- _ЗАДАНИЯ_:
A - Перепишите из текста о наследии Расина фрагмент, начиная со слов «На протяжении значительной» и продолжая до слов «разных национальных вариантах.» включительно.
B - Изложите суть текста о наследии Расина в двух предложениях.

- _ОТРЫВОК_:
Страница 13 из 14
Расин умер 21 апреля 1699 г.
9
Судьба творческого наследия Расина отразила этапы, которыми отмечено литературное развитие последующих столетий.
На протяжении значительной части XVIII века Расин - общепризнанный классик, один из двух создателей высокой трагедии, которая становится своего рода эталоном классицизма в его разных национальных вариантах.
Эпоха сентиментализма приносит с собой критический пересмотр классической эстетики в целом и отрицательную оценку творчества Расина. Демократически настроенная буржуазная критика конца XVIII в. (в особенности руссоистского направления) видит в нем по преимуществу придворного поэта, ограниченного условностями и этикетом своего времени и своей среды. Это неприятие в особенно резкой форме проявляется в Германии, где оно выражает одновременно демократический протест против придворного искусства и национальное самоутверждение в противовес влиянию иностранных образцов, в эпоху "бури и натиска" Гердер, Гете, Ленц выдвигают в противовес французской классической трагедии, этому "манекену древних" (Гердер), драму Шекспира. Это противопоставление, которое мы бы сегодня назвали типологическим, осмысляется в эпоху романтизма как программа борьбы за новые принципы и идеалы литературы - достаточно назвать книгу Стендаля "Расин и Шекспир" (1823), ставшую манифестом романтического направления.

- _СТРОКИ ДАННЫХ_:

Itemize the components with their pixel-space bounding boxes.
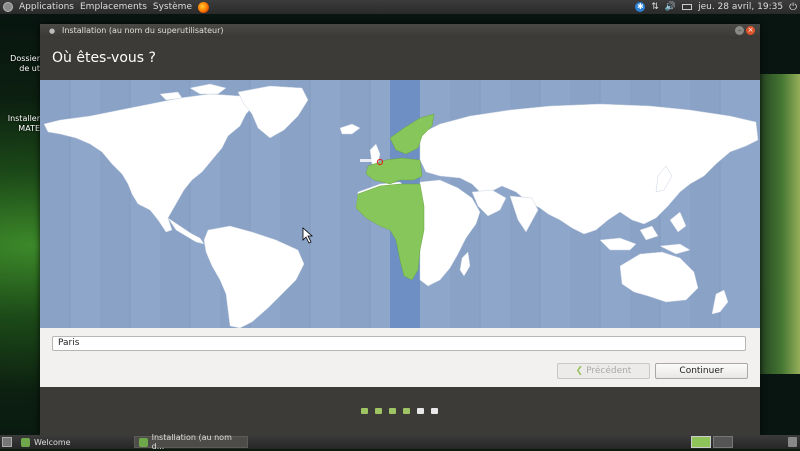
- menu-applications[interactable]: Applications: [19, 2, 74, 12]
- previous-button[interactable]: ❮ Précédent: [557, 363, 650, 379]
- menu-system[interactable]: Système: [153, 2, 192, 12]
- previous-button-label: Précédent: [586, 366, 632, 376]
- power-icon[interactable]: ⏻: [789, 2, 797, 13]
- progress-step-dot: [375, 408, 382, 414]
- form-area: ❮ Précédent Continuer: [40, 328, 760, 387]
- progress-step-dot: [417, 408, 424, 414]
- window-menu-icon[interactable]: ●: [49, 27, 55, 35]
- progress-step-dot: [431, 408, 438, 414]
- window-titlebar[interactable]: ● Installation (au nom du superutilisate…: [40, 24, 760, 38]
- menu-places[interactable]: Emplacements: [80, 2, 147, 12]
- progress-step-dot: [361, 408, 368, 414]
- installer-window: ● Installation (au nom du superutilisate…: [40, 24, 760, 435]
- workspace-1[interactable]: [691, 436, 711, 448]
- desktop-icon-installer[interactable]: Installer MATE: [0, 114, 40, 134]
- continue-button-label: Continuer: [679, 366, 724, 376]
- taskbar-item-welcome[interactable]: Welcome: [17, 436, 131, 448]
- battery-icon[interactable]: [682, 4, 693, 10]
- mint-logo-icon[interactable]: [3, 2, 13, 12]
- desktop-icon-home[interactable]: Dossier de ut: [0, 54, 40, 74]
- bottom-panel: Welcome Installation (au nom d...: [0, 433, 800, 451]
- window-title: Installation (au nom du superutilisateur…: [62, 26, 224, 35]
- close-icon[interactable]: ×: [746, 26, 755, 35]
- network-icon[interactable]: ⇅: [651, 2, 659, 12]
- welcome-app-icon: [21, 437, 30, 447]
- timezone-map[interactable]: [40, 80, 760, 328]
- clock[interactable]: jeu. 28 avril, 19:35: [698, 2, 783, 12]
- progress-step-dot: [389, 408, 396, 414]
- page-title: Où êtes-vous ?: [52, 50, 156, 66]
- installer-app-icon: [139, 437, 148, 447]
- page-header: Où êtes-vous ?: [40, 38, 760, 80]
- progress-step-dot: [403, 408, 410, 414]
- continue-button[interactable]: Continuer: [655, 363, 748, 379]
- taskbar-item-label: Welcome: [34, 437, 71, 447]
- progress-footer: [40, 387, 760, 435]
- taskbar-item-label: Installation (au nom d...: [151, 433, 232, 451]
- trash-icon[interactable]: [788, 437, 797, 447]
- progress-dots: [361, 408, 438, 414]
- firefox-icon[interactable]: [198, 1, 209, 13]
- volume-icon[interactable]: 🔊: [665, 2, 676, 12]
- tray: ✱ ⇅ 🔊 jeu. 28 avril, 19:35 ⏻: [635, 0, 797, 14]
- top-menu: Applications Emplacements Système: [0, 1, 209, 13]
- show-desktop-icon[interactable]: [2, 437, 12, 447]
- workspace-2[interactable]: [713, 436, 733, 448]
- timezone-input[interactable]: [52, 336, 746, 351]
- minimize-icon[interactable]: –: [735, 26, 744, 35]
- chevron-left-icon: ❮: [575, 366, 584, 376]
- accessibility-icon[interactable]: ✱: [635, 2, 646, 12]
- top-panel: Applications Emplacements Système ✱ ⇅ 🔊 …: [0, 0, 800, 14]
- taskbar-item-installer[interactable]: Installation (au nom d...: [134, 433, 248, 451]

- _ОТВЕТЫ_:
A -
На протяжении значительной части XVIII века Расин - общепризнанный классик, один из двух создателей высокой трагедии, которая становится своего рода эталоном классицизма в его разных национальных вариантах.

B - На протяжении значительной части XVIII века Расин был общепризнанным классиком и одним из двух создателей высокой трагедии, ставшей эталоном классицизма. Эпоха сентиментализма принесла отрицательную оценку его творчества: критика видела в нем придворного поэта, в Германии ему противопоставляли драму Шекспира, а в эпоху романтизма это противопоставление стало программой борьбы за новые принципы литературы, как в книге Стендаля «Расин и Шекспир».